**Data entries for graphics**
____
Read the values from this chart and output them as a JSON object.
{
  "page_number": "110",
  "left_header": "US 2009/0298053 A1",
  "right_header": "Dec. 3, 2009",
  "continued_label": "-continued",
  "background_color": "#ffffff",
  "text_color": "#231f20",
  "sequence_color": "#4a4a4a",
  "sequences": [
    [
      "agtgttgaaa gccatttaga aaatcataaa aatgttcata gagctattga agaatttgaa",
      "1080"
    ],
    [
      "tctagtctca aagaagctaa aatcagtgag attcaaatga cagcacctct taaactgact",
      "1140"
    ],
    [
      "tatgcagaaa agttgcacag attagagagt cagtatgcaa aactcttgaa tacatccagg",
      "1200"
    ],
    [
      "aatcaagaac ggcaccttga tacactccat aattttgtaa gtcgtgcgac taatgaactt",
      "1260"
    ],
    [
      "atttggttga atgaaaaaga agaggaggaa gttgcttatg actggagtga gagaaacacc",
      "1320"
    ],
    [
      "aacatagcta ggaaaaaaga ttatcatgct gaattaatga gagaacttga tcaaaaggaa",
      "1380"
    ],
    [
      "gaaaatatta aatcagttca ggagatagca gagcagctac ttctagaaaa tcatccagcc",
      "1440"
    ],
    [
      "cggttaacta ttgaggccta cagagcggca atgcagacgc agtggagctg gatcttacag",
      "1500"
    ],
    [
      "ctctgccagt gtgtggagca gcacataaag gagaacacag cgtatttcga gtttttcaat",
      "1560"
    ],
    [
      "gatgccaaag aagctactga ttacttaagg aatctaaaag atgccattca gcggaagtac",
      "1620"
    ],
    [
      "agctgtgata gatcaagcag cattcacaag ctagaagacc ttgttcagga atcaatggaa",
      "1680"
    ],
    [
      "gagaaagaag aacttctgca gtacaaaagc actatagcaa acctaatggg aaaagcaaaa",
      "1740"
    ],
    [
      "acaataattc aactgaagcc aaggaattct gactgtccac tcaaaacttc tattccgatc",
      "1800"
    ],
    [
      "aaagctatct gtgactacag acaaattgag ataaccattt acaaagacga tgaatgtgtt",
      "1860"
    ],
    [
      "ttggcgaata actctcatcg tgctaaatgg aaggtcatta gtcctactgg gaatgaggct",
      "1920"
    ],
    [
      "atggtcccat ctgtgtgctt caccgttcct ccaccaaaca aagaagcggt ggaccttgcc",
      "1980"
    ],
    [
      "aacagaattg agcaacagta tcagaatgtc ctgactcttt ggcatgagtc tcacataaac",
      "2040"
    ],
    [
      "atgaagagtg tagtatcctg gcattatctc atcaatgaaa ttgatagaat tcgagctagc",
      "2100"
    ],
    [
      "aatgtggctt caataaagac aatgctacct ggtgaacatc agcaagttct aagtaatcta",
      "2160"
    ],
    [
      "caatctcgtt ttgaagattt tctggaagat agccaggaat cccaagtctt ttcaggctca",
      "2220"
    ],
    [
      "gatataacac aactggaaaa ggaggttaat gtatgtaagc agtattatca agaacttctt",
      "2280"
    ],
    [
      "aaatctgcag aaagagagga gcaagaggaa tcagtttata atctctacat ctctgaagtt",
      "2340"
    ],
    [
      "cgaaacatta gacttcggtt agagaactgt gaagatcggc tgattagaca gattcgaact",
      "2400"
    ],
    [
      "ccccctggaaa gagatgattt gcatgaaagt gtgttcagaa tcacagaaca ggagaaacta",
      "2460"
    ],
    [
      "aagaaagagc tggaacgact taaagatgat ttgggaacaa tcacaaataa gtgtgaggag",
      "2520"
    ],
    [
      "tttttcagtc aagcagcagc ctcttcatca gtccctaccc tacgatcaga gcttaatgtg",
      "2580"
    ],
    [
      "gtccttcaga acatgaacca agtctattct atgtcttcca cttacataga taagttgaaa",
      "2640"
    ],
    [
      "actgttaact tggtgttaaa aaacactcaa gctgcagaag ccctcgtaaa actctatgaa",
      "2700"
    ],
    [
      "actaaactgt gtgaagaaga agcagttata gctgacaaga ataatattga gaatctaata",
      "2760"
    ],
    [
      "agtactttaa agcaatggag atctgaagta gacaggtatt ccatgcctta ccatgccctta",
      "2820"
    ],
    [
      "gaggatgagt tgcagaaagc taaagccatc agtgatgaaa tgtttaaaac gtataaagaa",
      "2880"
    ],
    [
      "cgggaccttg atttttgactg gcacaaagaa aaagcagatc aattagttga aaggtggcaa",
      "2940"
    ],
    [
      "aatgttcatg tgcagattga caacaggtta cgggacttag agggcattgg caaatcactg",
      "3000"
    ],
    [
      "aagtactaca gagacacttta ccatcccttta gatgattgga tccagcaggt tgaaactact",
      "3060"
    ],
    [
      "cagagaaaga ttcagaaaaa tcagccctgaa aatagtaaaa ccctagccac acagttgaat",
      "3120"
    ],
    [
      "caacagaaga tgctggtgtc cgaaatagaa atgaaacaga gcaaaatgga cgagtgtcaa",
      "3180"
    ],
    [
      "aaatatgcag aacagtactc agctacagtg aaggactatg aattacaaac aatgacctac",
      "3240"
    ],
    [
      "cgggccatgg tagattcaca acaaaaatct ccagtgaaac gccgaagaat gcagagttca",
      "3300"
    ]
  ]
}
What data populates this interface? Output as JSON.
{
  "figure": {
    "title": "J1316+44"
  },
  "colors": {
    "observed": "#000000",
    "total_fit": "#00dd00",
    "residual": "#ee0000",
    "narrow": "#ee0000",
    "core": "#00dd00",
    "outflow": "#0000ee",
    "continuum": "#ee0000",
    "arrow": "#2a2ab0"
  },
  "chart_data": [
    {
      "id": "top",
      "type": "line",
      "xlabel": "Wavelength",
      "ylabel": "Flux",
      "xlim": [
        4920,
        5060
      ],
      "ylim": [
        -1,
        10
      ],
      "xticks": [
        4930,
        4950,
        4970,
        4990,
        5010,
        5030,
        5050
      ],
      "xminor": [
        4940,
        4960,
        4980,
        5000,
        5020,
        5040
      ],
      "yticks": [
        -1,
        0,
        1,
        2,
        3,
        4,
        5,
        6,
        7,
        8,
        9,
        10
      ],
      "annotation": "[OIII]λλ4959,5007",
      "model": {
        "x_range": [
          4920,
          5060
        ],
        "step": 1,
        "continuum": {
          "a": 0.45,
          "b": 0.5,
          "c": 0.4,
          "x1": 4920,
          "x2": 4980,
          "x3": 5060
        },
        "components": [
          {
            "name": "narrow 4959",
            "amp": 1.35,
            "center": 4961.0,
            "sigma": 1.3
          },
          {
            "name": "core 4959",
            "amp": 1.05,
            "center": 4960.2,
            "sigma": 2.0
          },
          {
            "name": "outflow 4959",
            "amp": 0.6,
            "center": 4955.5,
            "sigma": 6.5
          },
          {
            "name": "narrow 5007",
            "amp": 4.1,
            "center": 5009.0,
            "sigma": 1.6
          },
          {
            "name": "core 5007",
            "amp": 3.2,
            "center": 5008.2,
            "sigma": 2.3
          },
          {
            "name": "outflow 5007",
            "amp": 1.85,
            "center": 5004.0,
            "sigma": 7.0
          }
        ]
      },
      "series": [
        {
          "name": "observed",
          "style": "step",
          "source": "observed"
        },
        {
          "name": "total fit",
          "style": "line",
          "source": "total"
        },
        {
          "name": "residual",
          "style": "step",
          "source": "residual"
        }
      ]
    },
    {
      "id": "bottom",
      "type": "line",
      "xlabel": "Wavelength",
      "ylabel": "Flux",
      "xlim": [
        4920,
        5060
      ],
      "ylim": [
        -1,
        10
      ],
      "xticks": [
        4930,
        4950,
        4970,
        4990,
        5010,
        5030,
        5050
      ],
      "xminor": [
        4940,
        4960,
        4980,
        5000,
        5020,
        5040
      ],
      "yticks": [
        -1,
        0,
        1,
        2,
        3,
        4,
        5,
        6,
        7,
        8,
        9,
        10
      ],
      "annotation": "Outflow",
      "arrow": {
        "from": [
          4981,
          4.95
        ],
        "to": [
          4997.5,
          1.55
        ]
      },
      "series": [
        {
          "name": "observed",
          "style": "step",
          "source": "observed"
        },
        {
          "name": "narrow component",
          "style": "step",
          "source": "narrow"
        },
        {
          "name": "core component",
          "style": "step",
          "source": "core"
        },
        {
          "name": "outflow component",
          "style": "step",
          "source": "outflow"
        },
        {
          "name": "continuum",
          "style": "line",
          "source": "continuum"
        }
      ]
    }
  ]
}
____
**AIM**
Using the data above, copy each line that contains "continuum".

**ANSWER TO THIS TASK**
    "continuum": "#ee0000",
        "continuum": {
          "name": "continuum",
          "source": "continuum"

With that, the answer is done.